Start

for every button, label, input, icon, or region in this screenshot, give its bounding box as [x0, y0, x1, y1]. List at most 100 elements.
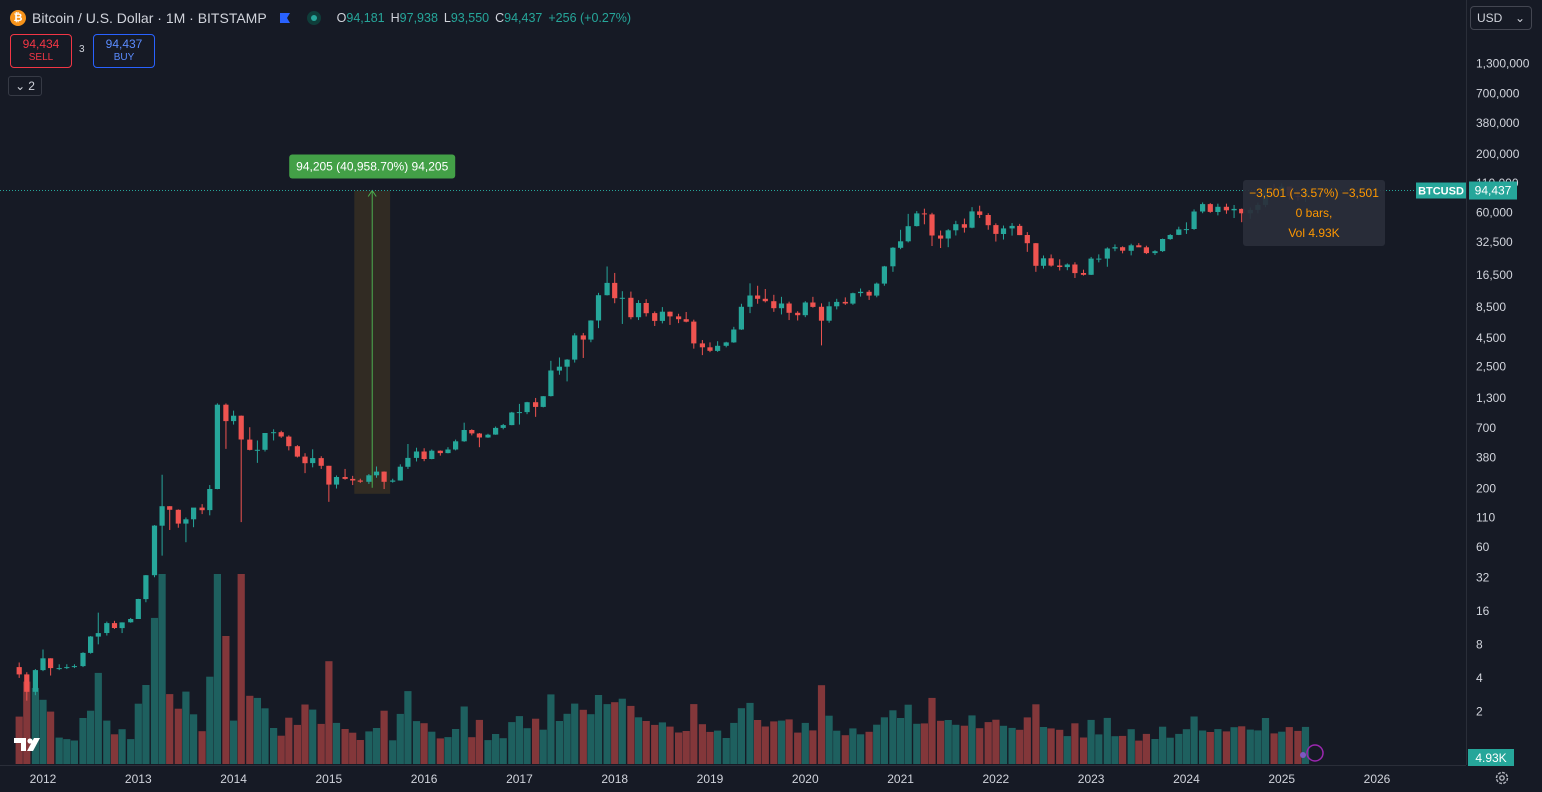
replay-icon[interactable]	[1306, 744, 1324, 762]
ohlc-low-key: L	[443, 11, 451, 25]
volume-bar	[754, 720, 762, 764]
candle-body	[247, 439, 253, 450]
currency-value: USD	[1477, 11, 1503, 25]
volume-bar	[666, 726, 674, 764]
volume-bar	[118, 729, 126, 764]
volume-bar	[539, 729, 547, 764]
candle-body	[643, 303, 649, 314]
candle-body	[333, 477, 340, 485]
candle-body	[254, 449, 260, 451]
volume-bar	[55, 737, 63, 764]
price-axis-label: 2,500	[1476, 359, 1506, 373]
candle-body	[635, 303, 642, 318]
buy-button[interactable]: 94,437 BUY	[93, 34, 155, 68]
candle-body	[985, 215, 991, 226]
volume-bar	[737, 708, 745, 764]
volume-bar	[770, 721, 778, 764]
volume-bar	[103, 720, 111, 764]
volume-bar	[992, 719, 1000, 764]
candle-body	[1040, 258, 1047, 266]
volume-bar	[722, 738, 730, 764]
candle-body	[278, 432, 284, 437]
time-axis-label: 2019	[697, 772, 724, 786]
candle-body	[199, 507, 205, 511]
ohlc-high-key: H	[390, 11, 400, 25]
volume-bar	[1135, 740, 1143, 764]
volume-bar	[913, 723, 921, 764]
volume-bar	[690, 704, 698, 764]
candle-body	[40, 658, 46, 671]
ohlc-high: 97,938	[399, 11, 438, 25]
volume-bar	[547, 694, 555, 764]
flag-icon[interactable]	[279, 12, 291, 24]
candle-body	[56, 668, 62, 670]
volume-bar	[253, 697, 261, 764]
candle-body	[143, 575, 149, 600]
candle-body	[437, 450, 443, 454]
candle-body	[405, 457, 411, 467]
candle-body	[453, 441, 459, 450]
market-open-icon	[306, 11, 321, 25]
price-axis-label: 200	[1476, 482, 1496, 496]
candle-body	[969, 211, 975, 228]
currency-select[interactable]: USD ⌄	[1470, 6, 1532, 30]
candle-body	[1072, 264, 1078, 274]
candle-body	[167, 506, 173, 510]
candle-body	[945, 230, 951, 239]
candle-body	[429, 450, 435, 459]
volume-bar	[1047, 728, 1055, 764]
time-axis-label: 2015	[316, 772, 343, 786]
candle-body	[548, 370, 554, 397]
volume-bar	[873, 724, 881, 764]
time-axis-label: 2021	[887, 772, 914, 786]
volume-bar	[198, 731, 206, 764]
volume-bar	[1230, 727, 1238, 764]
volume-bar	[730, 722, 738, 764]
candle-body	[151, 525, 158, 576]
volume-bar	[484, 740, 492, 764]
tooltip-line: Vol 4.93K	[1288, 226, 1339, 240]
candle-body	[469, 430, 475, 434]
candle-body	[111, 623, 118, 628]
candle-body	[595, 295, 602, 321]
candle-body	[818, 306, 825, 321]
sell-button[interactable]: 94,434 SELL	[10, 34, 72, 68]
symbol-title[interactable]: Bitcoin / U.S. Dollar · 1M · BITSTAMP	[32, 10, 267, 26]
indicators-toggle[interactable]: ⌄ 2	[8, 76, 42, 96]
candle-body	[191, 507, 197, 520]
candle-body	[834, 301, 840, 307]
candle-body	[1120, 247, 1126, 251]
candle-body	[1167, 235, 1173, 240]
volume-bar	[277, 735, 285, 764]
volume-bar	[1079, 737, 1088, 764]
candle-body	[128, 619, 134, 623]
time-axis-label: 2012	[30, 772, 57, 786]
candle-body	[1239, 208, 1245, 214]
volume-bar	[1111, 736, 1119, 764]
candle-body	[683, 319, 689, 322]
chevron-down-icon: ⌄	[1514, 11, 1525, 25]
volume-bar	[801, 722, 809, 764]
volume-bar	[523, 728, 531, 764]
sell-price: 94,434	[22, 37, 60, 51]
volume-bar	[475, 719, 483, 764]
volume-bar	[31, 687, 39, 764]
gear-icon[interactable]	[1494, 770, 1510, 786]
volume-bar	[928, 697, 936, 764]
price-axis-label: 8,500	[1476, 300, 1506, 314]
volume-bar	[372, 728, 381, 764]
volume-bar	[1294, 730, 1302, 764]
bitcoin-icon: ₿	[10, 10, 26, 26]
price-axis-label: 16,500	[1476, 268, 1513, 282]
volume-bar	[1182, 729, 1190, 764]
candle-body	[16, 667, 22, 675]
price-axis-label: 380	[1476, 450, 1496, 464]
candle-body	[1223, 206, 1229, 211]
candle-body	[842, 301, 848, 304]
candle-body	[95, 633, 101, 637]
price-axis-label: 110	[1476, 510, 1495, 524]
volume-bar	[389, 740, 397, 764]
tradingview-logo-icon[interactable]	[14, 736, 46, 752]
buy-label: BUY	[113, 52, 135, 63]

End

WHAT NEEDS TO BE DONE: Render the data from the line with "744, 1324, 762]" to the line with "575, 149, 600]" as a numbered list, both of those lines included and blank lines omitted.

WORKED SOLUTION:
1. replay-icon[interactable]	[1306, 744, 1324, 762]
2. ohlc-low-key: L	[443, 11, 451, 25]
3. volume-bar	[754, 720, 762, 764]
4. candle-body	[247, 439, 253, 450]
5. currency-value: USD	[1477, 11, 1503, 25]
6. volume-bar	[666, 726, 674, 764]
7. volume-bar	[118, 729, 126, 764]
8. volume-bar	[539, 729, 547, 764]
9. candle-body	[643, 303, 649, 314]
10. candle-body	[333, 477, 340, 485]
11. candle-body	[254, 449, 260, 451]
12. volume-bar	[55, 737, 63, 764]
13. price-axis-label: 2,500	[1476, 359, 1506, 373]
14. candle-body	[635, 303, 642, 318]
15. buy-button[interactable]: 94,437 BUY	[93, 34, 155, 68]
16. candle-body	[985, 215, 991, 226]
17. volume-bar	[737, 708, 745, 764]
18. volume-bar	[770, 721, 778, 764]
19. volume-bar	[103, 720, 111, 764]
20. volume-bar	[992, 719, 1000, 764]
21. candle-body	[1040, 258, 1047, 266]
22. volume-bar	[722, 738, 730, 764]
23. candle-body	[278, 432, 284, 437]
24. time-axis-label: 2019	[697, 772, 724, 786]
25. candle-body	[199, 507, 205, 511]
26. ohlc-high-key: H	[390, 11, 400, 25]
27. volume-bar	[1135, 740, 1143, 764]
28. volume-bar	[913, 723, 921, 764]
29. volume-bar	[690, 704, 698, 764]
30. candle-body	[40, 658, 46, 671]
31. ohlc-high: 97,938	[399, 11, 438, 25]
32. volume-bar	[547, 694, 555, 764]
33. flag-icon[interactable]	[279, 12, 291, 24]
34. candle-body	[56, 668, 62, 670]
35. volume-bar	[253, 697, 261, 764]
36. candle-body	[143, 575, 149, 600]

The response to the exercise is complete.